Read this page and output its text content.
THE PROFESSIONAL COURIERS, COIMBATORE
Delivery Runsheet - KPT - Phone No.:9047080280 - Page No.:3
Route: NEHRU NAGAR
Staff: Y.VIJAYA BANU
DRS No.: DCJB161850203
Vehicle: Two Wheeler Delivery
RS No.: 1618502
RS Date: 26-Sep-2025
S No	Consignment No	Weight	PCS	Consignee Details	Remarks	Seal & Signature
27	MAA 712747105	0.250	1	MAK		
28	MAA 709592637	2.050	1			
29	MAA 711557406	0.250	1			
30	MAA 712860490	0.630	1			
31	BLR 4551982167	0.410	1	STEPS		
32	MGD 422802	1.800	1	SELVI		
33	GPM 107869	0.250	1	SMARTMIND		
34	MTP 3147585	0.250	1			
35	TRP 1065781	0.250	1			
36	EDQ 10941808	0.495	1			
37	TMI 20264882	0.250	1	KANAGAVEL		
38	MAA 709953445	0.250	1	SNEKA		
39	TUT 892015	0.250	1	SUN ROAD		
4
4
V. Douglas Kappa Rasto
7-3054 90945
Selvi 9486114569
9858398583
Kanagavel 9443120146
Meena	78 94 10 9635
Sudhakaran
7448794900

....

# What this task involves
Among the lines of the material, find those that hold the word "Delivery" and copy them.

# Reply
Delivery Runsheet - KPT - Phone No.:9047080280 - Page No.:3
Vehicle: Two Wheeler Delivery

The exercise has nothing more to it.